WORK TO COMPLETE: Find the string "Gradient" in the listing and report every line that has it.
= = = =
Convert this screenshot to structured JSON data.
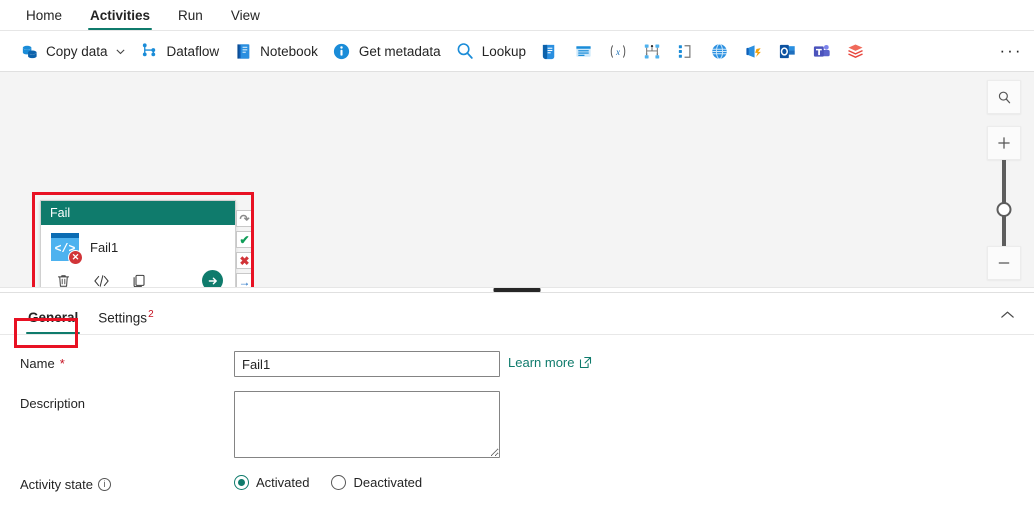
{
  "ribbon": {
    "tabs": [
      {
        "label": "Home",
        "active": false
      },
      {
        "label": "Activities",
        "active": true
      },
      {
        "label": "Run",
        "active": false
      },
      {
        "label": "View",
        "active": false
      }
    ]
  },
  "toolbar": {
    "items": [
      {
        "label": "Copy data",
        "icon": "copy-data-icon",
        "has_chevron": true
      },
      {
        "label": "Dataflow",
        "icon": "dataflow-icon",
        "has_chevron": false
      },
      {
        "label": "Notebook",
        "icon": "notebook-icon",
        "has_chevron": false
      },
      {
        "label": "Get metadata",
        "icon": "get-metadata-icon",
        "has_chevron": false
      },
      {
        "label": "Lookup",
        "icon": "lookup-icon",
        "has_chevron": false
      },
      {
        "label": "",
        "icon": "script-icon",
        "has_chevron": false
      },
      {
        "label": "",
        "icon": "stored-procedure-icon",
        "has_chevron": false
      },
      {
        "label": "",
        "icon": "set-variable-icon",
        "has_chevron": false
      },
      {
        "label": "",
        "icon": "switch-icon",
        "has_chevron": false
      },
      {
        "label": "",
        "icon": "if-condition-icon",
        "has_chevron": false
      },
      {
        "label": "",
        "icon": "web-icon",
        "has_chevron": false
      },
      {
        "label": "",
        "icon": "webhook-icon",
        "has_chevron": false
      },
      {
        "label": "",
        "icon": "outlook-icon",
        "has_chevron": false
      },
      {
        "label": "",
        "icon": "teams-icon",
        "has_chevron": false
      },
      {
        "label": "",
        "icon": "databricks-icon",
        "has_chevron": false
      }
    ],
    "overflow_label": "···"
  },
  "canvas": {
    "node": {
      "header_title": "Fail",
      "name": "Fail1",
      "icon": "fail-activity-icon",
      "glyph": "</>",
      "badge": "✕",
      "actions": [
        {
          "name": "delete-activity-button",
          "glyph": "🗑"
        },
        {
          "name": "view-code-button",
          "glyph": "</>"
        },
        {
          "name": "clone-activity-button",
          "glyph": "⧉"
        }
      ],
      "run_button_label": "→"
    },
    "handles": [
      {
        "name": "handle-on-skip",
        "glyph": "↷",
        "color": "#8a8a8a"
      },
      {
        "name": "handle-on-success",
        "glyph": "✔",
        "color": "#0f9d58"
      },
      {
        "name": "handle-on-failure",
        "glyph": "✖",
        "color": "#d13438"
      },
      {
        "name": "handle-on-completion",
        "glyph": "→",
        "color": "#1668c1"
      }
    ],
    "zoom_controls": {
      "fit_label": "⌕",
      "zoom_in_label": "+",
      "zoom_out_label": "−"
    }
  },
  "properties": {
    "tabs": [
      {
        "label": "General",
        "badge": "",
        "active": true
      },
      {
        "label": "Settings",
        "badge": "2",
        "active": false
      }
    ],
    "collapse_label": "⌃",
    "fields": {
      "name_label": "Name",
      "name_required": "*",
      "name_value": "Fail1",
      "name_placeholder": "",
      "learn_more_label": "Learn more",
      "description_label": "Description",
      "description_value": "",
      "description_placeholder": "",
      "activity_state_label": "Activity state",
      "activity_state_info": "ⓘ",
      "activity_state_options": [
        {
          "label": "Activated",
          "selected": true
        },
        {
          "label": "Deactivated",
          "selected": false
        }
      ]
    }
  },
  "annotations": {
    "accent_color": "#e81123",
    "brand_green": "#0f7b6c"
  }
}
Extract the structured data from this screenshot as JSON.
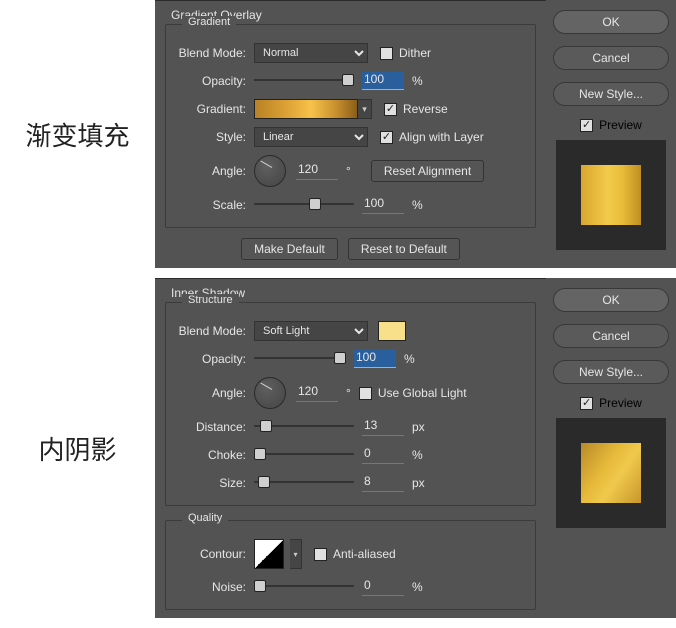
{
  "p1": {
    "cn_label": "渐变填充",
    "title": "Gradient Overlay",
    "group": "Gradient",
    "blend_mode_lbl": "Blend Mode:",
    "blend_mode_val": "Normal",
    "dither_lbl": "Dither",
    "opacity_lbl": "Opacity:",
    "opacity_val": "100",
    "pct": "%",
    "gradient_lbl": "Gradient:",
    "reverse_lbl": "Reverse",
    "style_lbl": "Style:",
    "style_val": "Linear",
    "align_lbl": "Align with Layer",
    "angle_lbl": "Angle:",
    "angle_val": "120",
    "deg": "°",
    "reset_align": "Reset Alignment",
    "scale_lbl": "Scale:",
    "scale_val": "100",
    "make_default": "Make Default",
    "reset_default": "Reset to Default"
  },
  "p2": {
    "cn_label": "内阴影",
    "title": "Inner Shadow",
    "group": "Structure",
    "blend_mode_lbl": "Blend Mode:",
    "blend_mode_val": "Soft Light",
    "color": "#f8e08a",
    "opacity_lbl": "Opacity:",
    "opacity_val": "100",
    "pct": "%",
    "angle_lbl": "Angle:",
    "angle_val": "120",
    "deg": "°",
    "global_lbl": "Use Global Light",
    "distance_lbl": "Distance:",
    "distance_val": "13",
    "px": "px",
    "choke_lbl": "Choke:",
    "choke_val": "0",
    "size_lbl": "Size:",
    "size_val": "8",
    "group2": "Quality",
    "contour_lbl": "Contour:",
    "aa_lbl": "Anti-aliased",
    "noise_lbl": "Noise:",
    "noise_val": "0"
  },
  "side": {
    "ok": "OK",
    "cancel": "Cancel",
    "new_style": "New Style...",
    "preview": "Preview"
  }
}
= = = =
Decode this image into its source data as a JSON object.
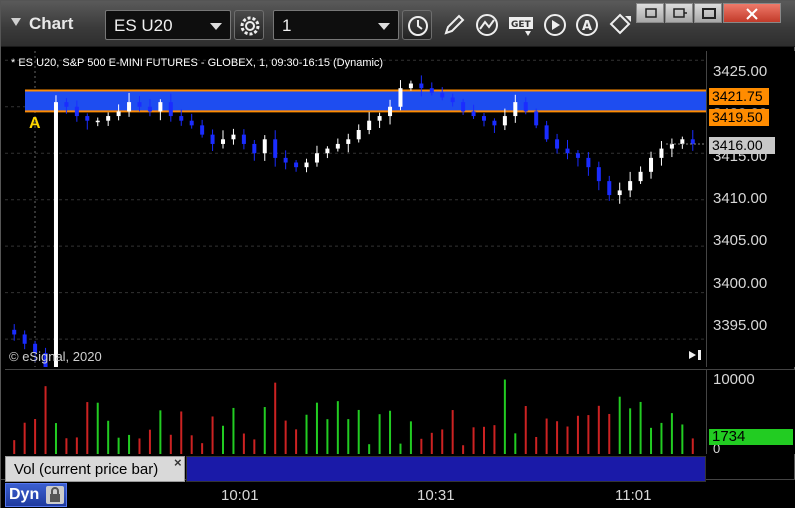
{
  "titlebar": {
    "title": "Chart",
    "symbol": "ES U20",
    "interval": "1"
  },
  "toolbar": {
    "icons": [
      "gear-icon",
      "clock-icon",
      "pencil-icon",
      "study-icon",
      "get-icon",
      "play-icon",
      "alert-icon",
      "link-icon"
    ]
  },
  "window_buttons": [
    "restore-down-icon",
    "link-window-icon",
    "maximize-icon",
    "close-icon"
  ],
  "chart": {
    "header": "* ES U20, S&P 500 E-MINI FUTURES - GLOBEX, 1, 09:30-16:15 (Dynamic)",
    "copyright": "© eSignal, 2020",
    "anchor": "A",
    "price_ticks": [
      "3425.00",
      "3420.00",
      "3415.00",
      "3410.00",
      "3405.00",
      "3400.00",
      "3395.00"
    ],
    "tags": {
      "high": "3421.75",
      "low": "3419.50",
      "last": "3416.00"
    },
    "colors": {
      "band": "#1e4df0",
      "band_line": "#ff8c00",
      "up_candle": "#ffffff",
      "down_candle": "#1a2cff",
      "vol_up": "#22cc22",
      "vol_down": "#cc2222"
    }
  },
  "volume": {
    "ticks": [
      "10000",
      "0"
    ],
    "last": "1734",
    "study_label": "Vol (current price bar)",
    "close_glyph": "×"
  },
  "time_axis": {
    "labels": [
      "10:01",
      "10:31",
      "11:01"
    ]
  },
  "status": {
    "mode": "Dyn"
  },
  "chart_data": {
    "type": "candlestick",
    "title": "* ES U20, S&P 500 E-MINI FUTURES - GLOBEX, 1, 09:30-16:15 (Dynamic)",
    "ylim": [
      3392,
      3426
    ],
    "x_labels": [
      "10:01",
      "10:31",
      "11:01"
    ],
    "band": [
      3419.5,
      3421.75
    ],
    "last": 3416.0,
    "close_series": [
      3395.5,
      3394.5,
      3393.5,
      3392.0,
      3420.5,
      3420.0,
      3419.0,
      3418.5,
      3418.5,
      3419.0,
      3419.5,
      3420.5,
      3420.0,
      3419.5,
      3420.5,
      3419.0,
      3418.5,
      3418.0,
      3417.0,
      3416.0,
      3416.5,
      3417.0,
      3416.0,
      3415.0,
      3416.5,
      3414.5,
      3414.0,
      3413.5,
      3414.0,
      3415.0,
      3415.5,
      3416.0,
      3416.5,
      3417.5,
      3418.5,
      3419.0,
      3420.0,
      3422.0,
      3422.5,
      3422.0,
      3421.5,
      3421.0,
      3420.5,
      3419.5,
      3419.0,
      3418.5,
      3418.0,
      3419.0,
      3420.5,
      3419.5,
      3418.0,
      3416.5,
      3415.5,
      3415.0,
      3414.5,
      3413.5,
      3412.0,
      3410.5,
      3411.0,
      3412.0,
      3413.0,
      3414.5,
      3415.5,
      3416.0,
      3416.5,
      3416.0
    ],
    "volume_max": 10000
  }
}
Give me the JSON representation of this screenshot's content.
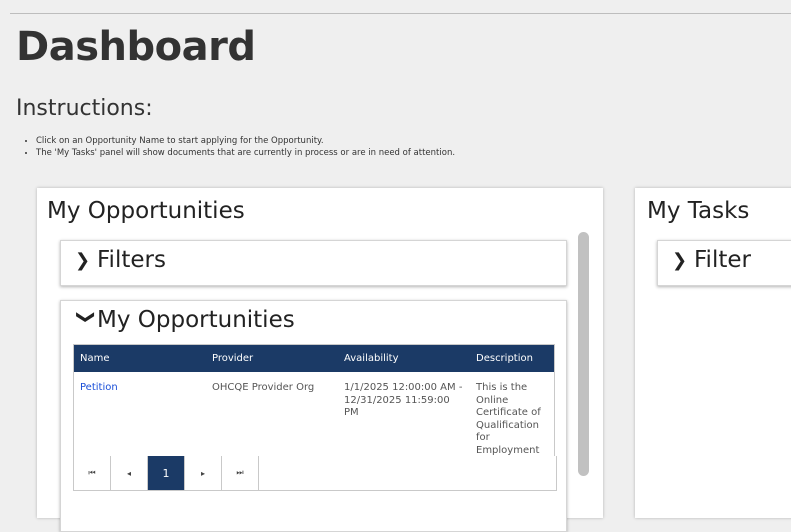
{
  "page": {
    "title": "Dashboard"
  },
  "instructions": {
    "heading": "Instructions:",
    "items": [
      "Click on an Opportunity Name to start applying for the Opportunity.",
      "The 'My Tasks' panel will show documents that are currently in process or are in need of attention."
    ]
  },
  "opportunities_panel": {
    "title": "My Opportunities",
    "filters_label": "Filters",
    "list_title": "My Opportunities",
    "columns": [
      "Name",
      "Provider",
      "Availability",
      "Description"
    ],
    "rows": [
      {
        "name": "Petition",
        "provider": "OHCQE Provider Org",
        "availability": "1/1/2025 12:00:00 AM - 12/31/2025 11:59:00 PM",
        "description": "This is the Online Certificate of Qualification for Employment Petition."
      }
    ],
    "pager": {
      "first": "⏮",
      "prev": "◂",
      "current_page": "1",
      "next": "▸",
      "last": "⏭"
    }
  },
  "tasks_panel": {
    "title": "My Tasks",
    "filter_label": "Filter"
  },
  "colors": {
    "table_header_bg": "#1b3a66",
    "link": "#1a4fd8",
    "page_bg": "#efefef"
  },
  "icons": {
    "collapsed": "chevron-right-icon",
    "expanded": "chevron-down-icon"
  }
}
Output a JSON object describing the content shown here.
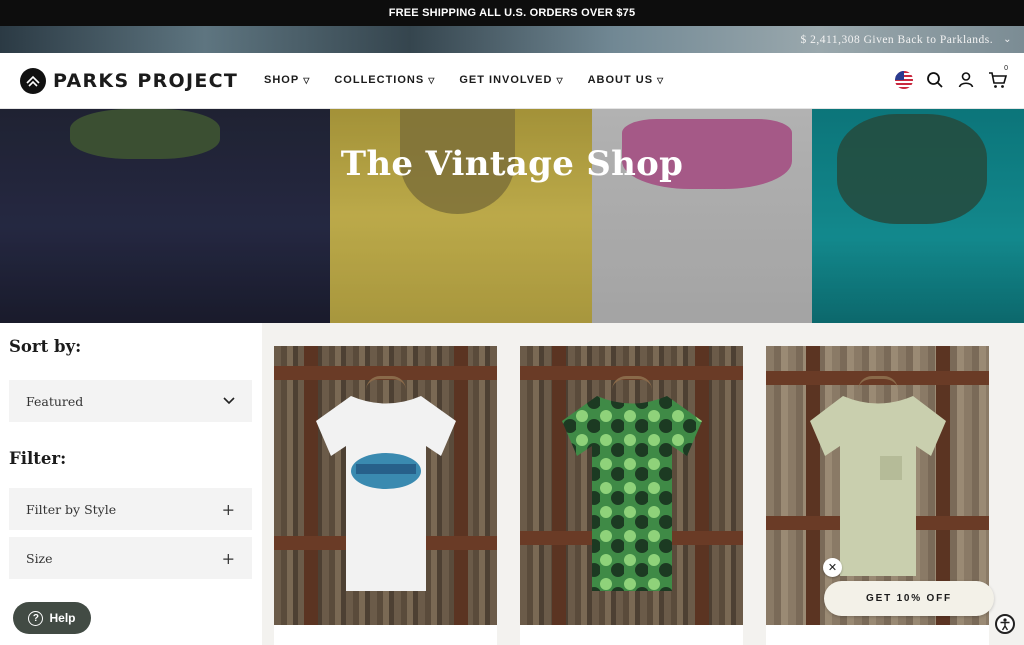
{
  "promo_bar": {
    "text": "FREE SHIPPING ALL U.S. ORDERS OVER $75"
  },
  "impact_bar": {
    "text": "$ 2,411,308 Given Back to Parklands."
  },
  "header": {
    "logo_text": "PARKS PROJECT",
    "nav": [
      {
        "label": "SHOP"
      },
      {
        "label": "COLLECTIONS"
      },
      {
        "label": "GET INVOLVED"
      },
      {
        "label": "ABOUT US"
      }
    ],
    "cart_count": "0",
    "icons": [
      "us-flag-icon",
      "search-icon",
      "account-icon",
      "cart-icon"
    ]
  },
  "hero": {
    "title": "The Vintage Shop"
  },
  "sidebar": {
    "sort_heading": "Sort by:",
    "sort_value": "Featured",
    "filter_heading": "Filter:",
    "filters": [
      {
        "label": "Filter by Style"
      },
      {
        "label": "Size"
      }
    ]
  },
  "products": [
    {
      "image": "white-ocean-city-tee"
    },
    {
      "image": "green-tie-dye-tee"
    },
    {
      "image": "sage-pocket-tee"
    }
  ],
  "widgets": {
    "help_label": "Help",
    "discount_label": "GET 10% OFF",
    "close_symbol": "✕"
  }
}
= = = =
ANSWER TO THE TASK:
    "title": "Gradient Overlay",
    "group": "Gradient",
    "gradient_lbl": "Gradient:",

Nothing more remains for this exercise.